----- MATERIAL

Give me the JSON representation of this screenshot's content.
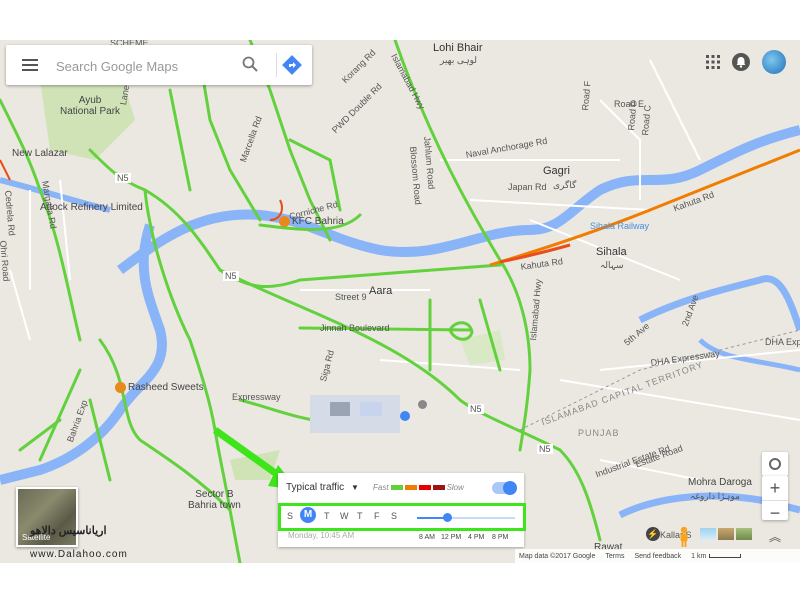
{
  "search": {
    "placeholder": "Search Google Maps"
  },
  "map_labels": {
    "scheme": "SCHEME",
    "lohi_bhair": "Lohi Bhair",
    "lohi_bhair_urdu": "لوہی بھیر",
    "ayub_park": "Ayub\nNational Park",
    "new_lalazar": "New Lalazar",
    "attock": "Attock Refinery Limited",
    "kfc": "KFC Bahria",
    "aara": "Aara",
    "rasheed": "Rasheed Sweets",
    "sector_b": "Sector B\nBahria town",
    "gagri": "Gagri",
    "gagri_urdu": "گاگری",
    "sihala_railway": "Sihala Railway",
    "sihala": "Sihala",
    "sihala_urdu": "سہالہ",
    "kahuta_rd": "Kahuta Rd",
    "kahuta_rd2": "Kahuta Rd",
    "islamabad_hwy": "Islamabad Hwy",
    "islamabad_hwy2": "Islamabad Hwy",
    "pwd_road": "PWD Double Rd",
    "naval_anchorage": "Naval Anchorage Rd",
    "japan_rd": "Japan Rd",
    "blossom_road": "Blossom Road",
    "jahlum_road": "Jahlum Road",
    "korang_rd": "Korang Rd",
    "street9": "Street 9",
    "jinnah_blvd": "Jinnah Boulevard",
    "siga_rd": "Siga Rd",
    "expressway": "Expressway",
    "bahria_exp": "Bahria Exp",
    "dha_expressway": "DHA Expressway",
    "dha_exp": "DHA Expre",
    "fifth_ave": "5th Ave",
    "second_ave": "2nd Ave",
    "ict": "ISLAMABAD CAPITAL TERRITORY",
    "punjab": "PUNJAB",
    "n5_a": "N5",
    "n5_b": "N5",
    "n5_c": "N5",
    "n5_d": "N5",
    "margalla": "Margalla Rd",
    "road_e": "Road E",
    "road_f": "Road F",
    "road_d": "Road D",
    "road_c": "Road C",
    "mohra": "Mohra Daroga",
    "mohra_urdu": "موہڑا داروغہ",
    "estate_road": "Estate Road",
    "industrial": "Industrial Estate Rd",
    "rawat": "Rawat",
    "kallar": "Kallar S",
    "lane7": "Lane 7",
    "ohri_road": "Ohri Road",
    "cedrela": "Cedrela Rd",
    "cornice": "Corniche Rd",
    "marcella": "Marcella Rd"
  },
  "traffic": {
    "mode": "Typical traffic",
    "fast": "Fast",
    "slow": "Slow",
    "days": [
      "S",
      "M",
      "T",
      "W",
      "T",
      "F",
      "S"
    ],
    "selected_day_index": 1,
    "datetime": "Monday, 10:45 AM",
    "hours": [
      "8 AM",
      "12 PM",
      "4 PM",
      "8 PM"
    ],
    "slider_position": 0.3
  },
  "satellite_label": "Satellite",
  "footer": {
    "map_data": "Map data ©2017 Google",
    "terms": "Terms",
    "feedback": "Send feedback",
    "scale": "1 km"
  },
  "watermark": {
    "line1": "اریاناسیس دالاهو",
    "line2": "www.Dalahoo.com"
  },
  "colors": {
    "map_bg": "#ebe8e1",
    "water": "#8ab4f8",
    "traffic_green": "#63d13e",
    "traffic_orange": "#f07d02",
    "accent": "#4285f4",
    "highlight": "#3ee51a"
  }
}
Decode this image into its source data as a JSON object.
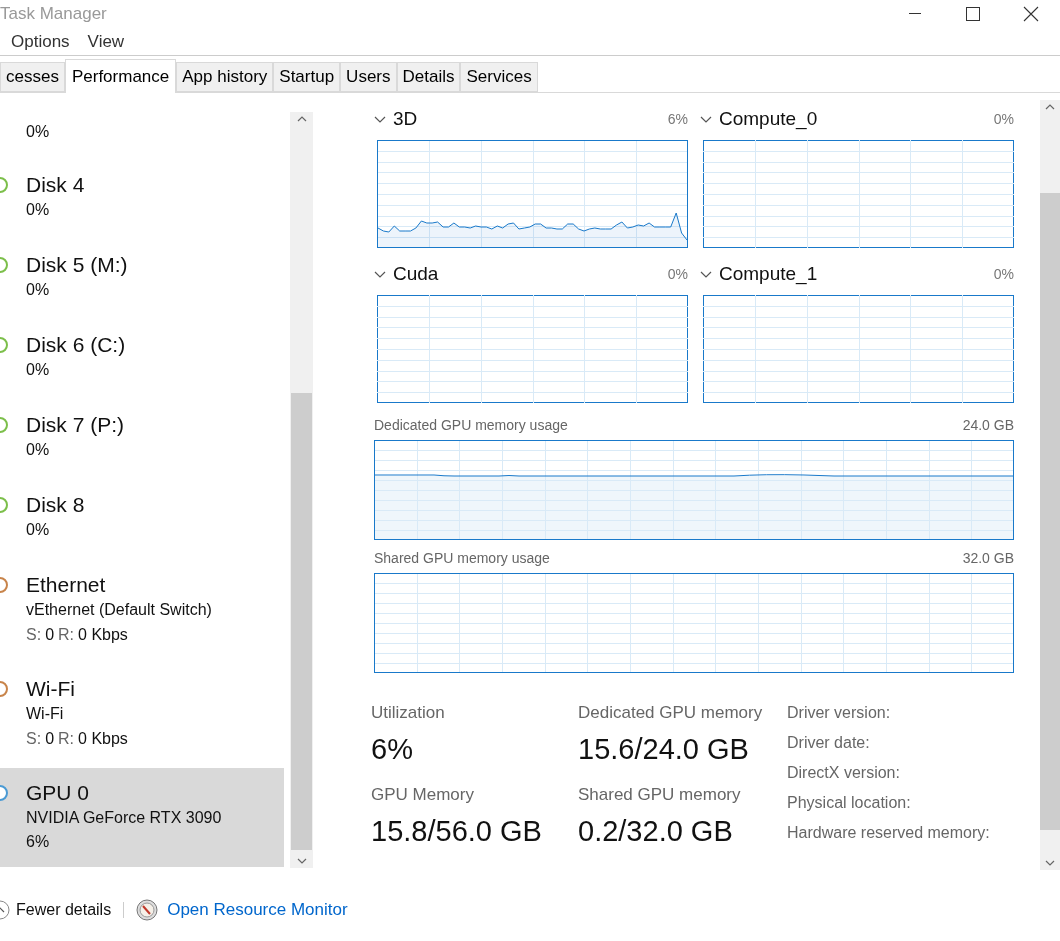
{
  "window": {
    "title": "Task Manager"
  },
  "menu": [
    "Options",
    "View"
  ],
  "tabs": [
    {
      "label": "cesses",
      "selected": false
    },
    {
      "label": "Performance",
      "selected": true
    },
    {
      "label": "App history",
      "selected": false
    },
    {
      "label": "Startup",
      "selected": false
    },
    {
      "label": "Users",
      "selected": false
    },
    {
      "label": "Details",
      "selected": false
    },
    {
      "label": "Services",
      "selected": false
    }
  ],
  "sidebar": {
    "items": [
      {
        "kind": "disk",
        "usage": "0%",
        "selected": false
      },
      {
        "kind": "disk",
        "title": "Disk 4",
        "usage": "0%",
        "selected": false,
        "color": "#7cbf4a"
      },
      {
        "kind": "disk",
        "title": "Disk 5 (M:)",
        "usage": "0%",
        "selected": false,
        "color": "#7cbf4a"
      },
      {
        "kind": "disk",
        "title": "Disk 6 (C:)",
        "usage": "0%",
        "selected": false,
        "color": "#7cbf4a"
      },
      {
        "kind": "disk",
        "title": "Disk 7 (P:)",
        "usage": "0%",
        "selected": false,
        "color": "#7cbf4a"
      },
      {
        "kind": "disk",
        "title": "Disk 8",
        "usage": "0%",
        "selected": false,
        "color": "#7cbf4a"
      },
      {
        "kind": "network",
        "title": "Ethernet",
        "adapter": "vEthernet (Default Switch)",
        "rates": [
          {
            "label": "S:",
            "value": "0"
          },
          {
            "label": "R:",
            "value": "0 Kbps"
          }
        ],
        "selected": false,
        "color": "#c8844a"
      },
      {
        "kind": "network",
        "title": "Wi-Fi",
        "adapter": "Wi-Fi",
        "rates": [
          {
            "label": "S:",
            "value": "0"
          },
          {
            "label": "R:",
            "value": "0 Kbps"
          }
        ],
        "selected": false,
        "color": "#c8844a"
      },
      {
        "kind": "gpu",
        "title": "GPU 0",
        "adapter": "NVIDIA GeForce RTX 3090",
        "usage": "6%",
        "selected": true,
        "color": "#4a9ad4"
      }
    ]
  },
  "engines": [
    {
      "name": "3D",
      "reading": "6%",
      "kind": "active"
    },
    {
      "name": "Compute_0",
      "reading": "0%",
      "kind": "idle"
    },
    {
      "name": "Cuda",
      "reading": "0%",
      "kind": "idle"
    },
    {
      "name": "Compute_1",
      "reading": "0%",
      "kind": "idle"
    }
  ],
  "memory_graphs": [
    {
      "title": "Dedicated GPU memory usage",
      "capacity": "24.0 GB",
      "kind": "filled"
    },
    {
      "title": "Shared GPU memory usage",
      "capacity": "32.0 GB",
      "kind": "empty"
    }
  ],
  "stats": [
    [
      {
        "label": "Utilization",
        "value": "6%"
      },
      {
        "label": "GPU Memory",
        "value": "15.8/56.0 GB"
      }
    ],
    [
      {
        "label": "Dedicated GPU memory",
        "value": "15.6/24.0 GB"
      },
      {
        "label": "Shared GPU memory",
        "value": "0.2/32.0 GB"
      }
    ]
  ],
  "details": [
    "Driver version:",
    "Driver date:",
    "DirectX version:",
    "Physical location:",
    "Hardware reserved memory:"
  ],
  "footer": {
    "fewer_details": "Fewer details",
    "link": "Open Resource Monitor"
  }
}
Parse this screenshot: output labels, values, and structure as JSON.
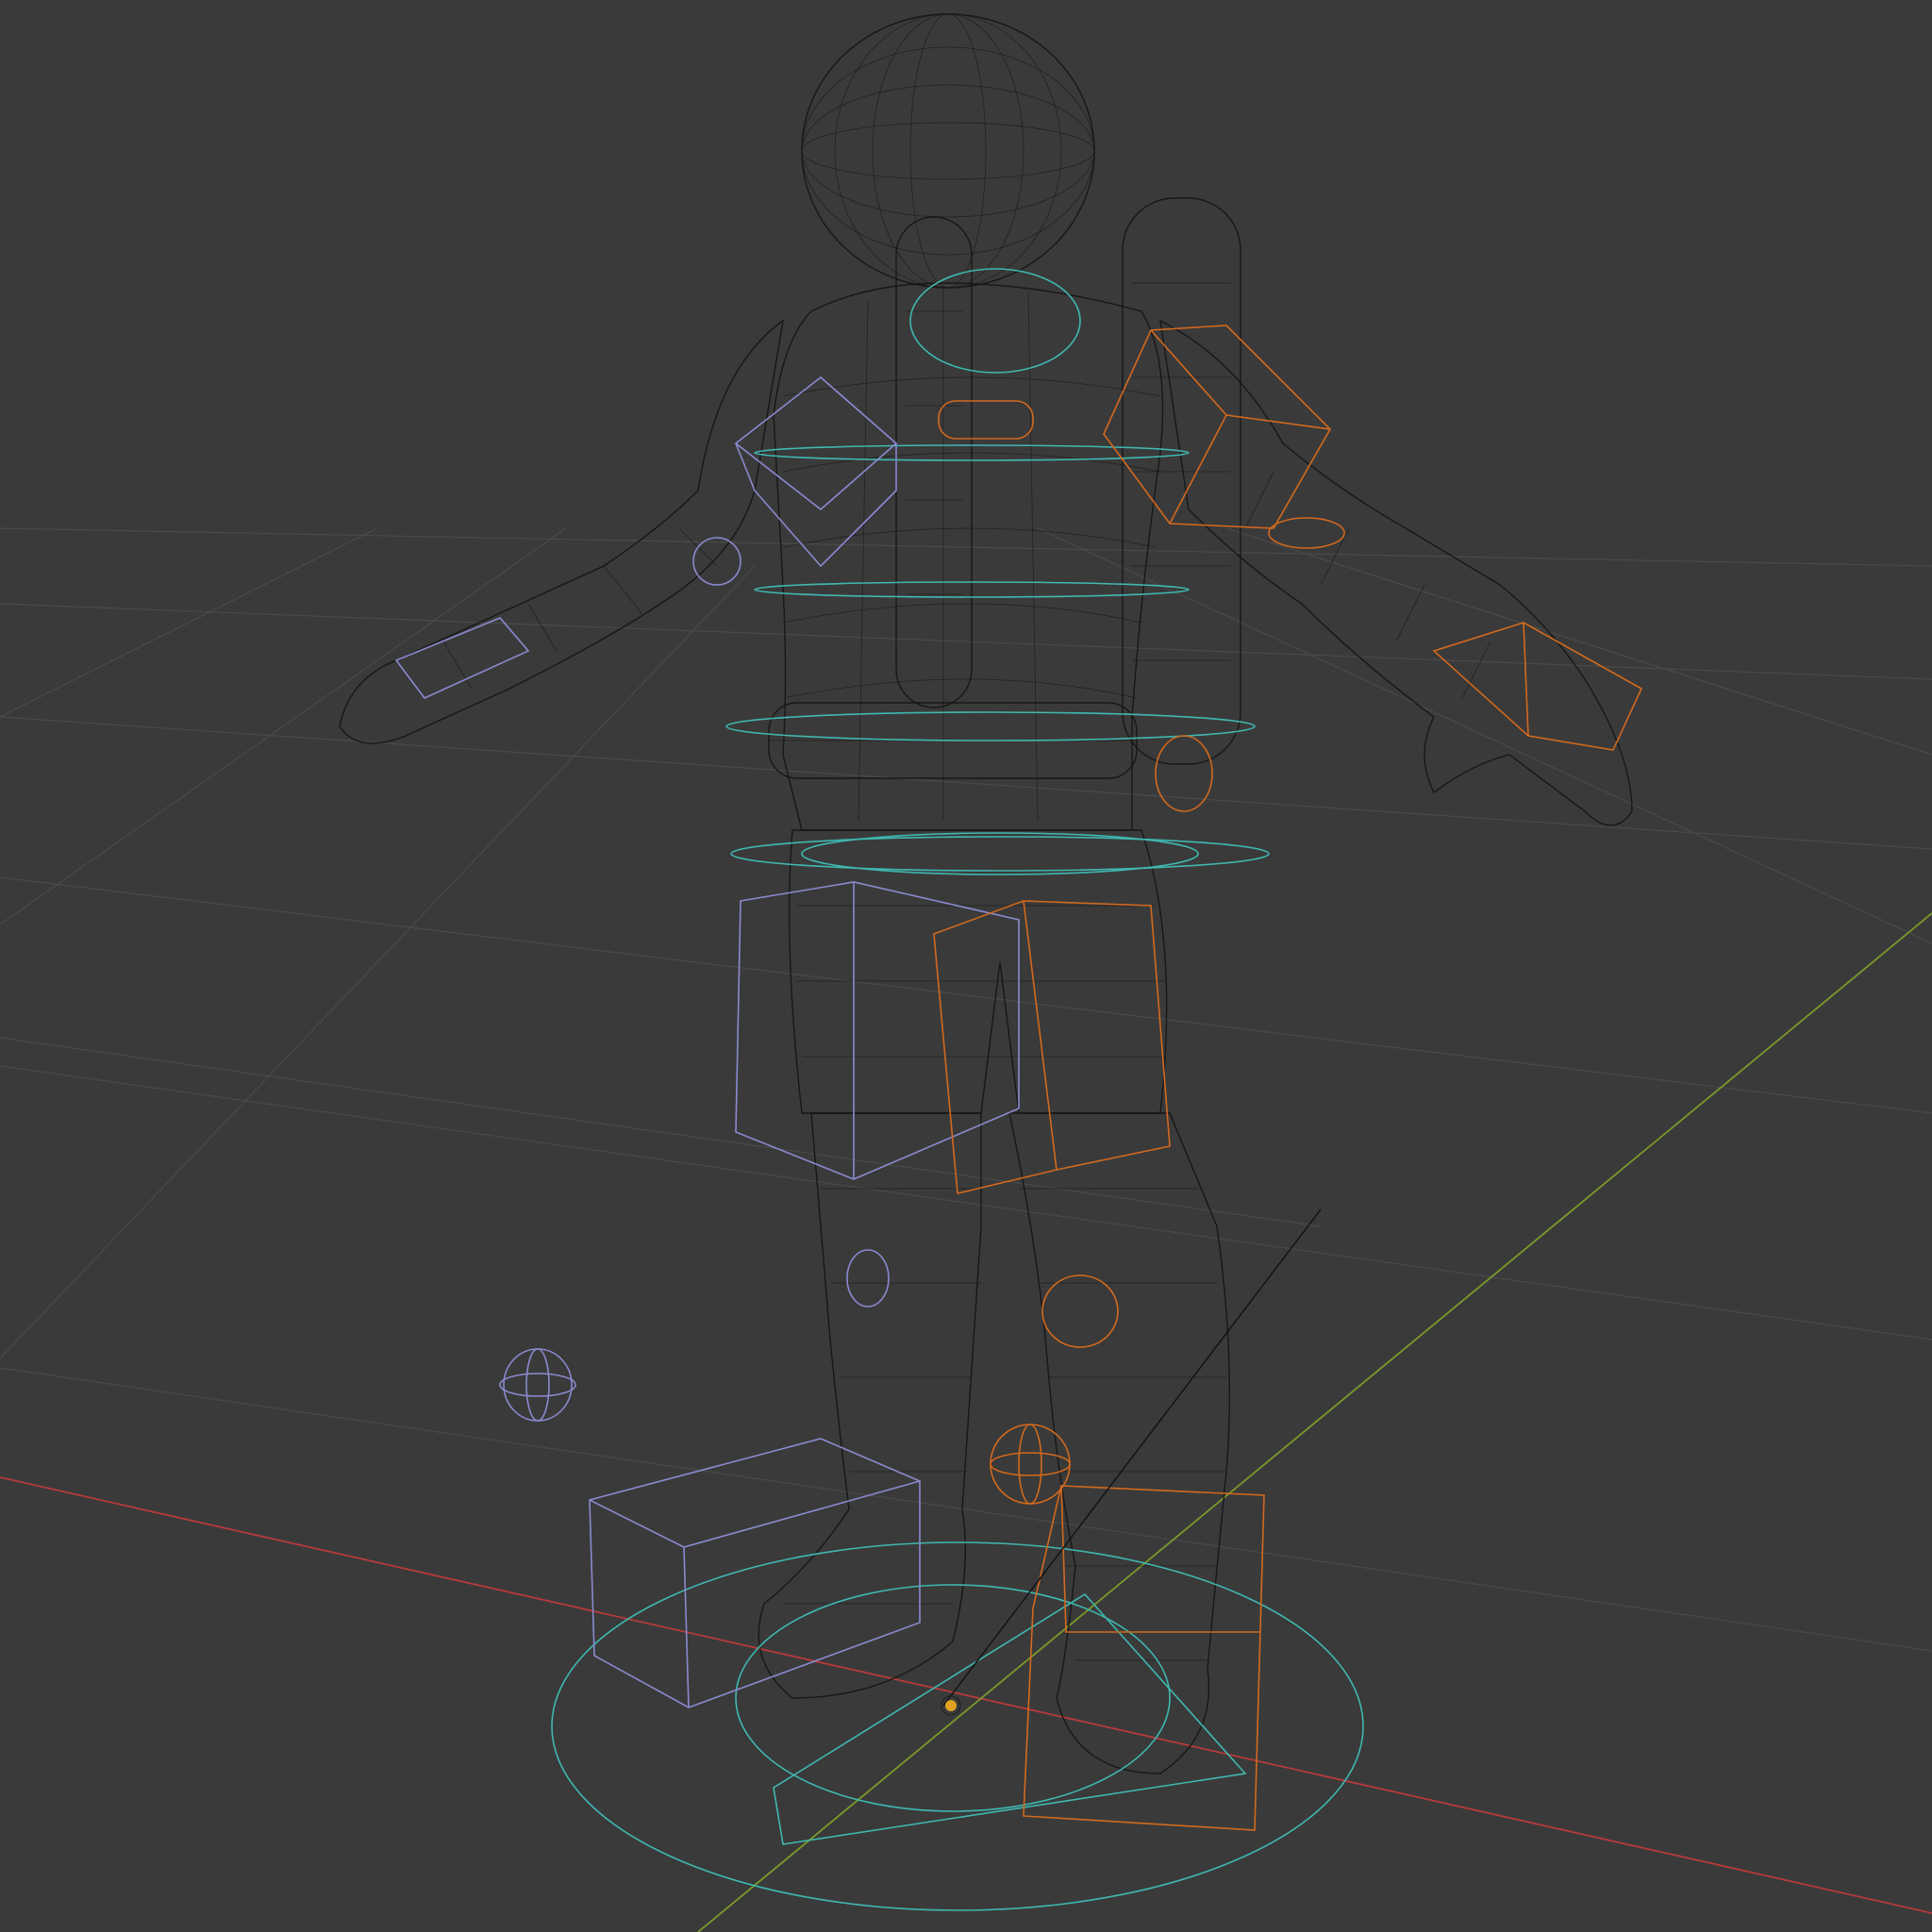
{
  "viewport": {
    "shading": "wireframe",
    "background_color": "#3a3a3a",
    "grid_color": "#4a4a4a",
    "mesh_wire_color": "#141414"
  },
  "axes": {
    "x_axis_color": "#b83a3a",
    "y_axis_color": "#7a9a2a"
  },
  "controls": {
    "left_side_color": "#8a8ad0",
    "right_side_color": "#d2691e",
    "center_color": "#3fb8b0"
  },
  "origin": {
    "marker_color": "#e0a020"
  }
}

----------

§ **SHORT EXERCISE**
Working from the material above, transcribe it exactly while omitting pictures.

§ **ANSWER IN FULL**
Give me the JSON representation of this screenshot's content.
{
  "search": {
    "placeholder": "Search Google Maps"
  },
  "map_labels": {
    "scheme": "SCHEME",
    "lohi_bhair": "Lohi Bhair",
    "lohi_bhair_urdu": "لوہی بھیر",
    "ayub_park": "Ayub\nNational Park",
    "new_lalazar": "New Lalazar",
    "attock": "Attock Refinery Limited",
    "kfc": "KFC Bahria",
    "aara": "Aara",
    "rasheed": "Rasheed Sweets",
    "sector_b": "Sector B\nBahria town",
    "gagri": "Gagri",
    "gagri_urdu": "گاگری",
    "sihala_railway": "Sihala Railway",
    "sihala": "Sihala",
    "sihala_urdu": "سہالہ",
    "kahuta_rd": "Kahuta Rd",
    "kahuta_rd2": "Kahuta Rd",
    "islamabad_hwy": "Islamabad Hwy",
    "islamabad_hwy2": "Islamabad Hwy",
    "pwd_road": "PWD Double Rd",
    "naval_anchorage": "Naval Anchorage Rd",
    "japan_rd": "Japan Rd",
    "blossom_road": "Blossom Road",
    "jahlum_road": "Jahlum Road",
    "korang_rd": "Korang Rd",
    "street9": "Street 9",
    "jinnah_blvd": "Jinnah Boulevard",
    "siga_rd": "Siga Rd",
    "expressway": "Expressway",
    "bahria_exp": "Bahria Exp",
    "dha_expressway": "DHA Expressway",
    "dha_exp": "DHA Expre",
    "fifth_ave": "5th Ave",
    "second_ave": "2nd Ave",
    "ict": "ISLAMABAD CAPITAL TERRITORY",
    "punjab": "PUNJAB",
    "n5_a": "N5",
    "n5_b": "N5",
    "n5_c": "N5",
    "n5_d": "N5",
    "margalla": "Margalla Rd",
    "road_e": "Road E",
    "road_f": "Road F",
    "road_d": "Road D",
    "road_c": "Road C",
    "mohra": "Mohra Daroga",
    "mohra_urdu": "موہڑا داروغہ",
    "estate_road": "Estate Road",
    "industrial": "Industrial Estate Rd",
    "rawat": "Rawat",
    "kallar": "Kallar S",
    "lane7": "Lane 7",
    "ohri_road": "Ohri Road",
    "cedrela": "Cedrela Rd",
    "cornice": "Corniche Rd",
    "marcella": "Marcella Rd"
  },
  "traffic": {
    "mode": "Typical traffic",
    "fast": "Fast",
    "slow": "Slow",
    "days": [
      "S",
      "M",
      "T",
      "W",
      "T",
      "F",
      "S"
    ],
    "selected_day_index": 1,
    "datetime": "Monday, 10:45 AM",
    "hours": [
      "8 AM",
      "12 PM",
      "4 PM",
      "8 PM"
    ],
    "slider_position": 0.3
  },
  "satellite_label": "Satellite",
  "footer": {
    "map_data": "Map data ©2017 Google",
    "terms": "Terms",
    "feedback": "Send feedback",
    "scale": "1 km"
  },
  "watermark": {
    "line1": "اریاناسیس دالاهو",
    "line2": "www.Dalahoo.com"
  },
  "colors": {
    "map_bg": "#ebe8e1",
    "water": "#8ab4f8",
    "traffic_green": "#63d13e",
    "traffic_orange": "#f07d02",
    "accent": "#4285f4",
    "highlight": "#3ee51a"
  }
}
Decode this image into its source data as a JSON object.
{
  "window": {
    "title": "Task Manager"
  },
  "menu": [
    "Options",
    "View"
  ],
  "tabs": [
    {
      "label": "cesses",
      "selected": false
    },
    {
      "label": "Performance",
      "selected": true
    },
    {
      "label": "App history",
      "selected": false
    },
    {
      "label": "Startup",
      "selected": false
    },
    {
      "label": "Users",
      "selected": false
    },
    {
      "label": "Details",
      "selected": false
    },
    {
      "label": "Services",
      "selected": false
    }
  ],
  "sidebar": {
    "items": [
      {
        "kind": "disk",
        "usage": "0%",
        "selected": false
      },
      {
        "kind": "disk",
        "title": "Disk 4",
        "usage": "0%",
        "selected": false,
        "color": "#7cbf4a"
      },
      {
        "kind": "disk",
        "title": "Disk 5 (M:)",
        "usage": "0%",
        "selected": false,
        "color": "#7cbf4a"
      },
      {
        "kind": "disk",
        "title": "Disk 6 (C:)",
        "usage": "0%",
        "selected": false,
        "color": "#7cbf4a"
      },
      {
        "kind": "disk",
        "title": "Disk 7 (P:)",
        "usage": "0%",
        "selected": false,
        "color": "#7cbf4a"
      },
      {
        "kind": "disk",
        "title": "Disk 8",
        "usage": "0%",
        "selected": false,
        "color": "#7cbf4a"
      },
      {
        "kind": "network",
        "title": "Ethernet",
        "adapter": "vEthernet (Default Switch)",
        "rates": [
          {
            "label": "S:",
            "value": "0"
          },
          {
            "label": "R:",
            "value": "0 Kbps"
          }
        ],
        "selected": false,
        "color": "#c8844a"
      },
      {
        "kind": "network",
        "title": "Wi-Fi",
        "adapter": "Wi-Fi",
        "rates": [
          {
            "label": "S:",
            "value": "0"
          },
          {
            "label": "R:",
            "value": "0 Kbps"
          }
        ],
        "selected": false,
        "color": "#c8844a"
      },
      {
        "kind": "gpu",
        "title": "GPU 0",
        "adapter": "NVIDIA GeForce RTX 3090",
        "usage": "6%",
        "selected": true,
        "color": "#4a9ad4"
      }
    ]
  },
  "engines": [
    {
      "name": "3D",
      "reading": "6%",
      "kind": "active"
    },
    {
      "name": "Compute_0",
      "reading": "0%",
      "kind": "idle"
    },
    {
      "name": "Cuda",
      "reading": "0%",
      "kind": "idle"
    },
    {
      "name": "Compute_1",
      "reading": "0%",
      "kind": "idle"
    }
  ],
  "memory_graphs": [
    {
      "title": "Dedicated GPU memory usage",
      "capacity": "24.0 GB",
      "kind": "filled"
    },
    {
      "title": "Shared GPU memory usage",
      "capacity": "32.0 GB",
      "kind": "empty"
    }
  ],
  "stats": [
    [
      {
        "label": "Utilization",
        "value": "6%"
      },
      {
        "label": "GPU Memory",
        "value": "15.8/56.0 GB"
      }
    ],
    [
      {
        "label": "Dedicated GPU memory",
        "value": "15.6/24.0 GB"
      },
      {
        "label": "Shared GPU memory",
        "value": "0.2/32.0 GB"
      }
    ]
  ],
  "details": [
    "Driver version:",
    "Driver date:",
    "DirectX version:",
    "Physical location:",
    "Hardware reserved memory:"
  ],
  "footer": {
    "fewer_details": "Fewer details",
    "link": "Open Resource Monitor"
  }
}
Parse this screenshot: output labels, values, and structure as JSON.
{
  "viewport": {
    "shading": "wireframe",
    "background_color": "#3a3a3a",
    "grid_color": "#4a4a4a",
    "mesh_wire_color": "#141414"
  },
  "axes": {
    "x_axis_color": "#b83a3a",
    "y_axis_color": "#7a9a2a"
  },
  "controls": {
    "left_side_color": "#8a8ad0",
    "right_side_color": "#d2691e",
    "center_color": "#3fb8b0"
  },
  "origin": {
    "marker_color": "#e0a020"
  }
}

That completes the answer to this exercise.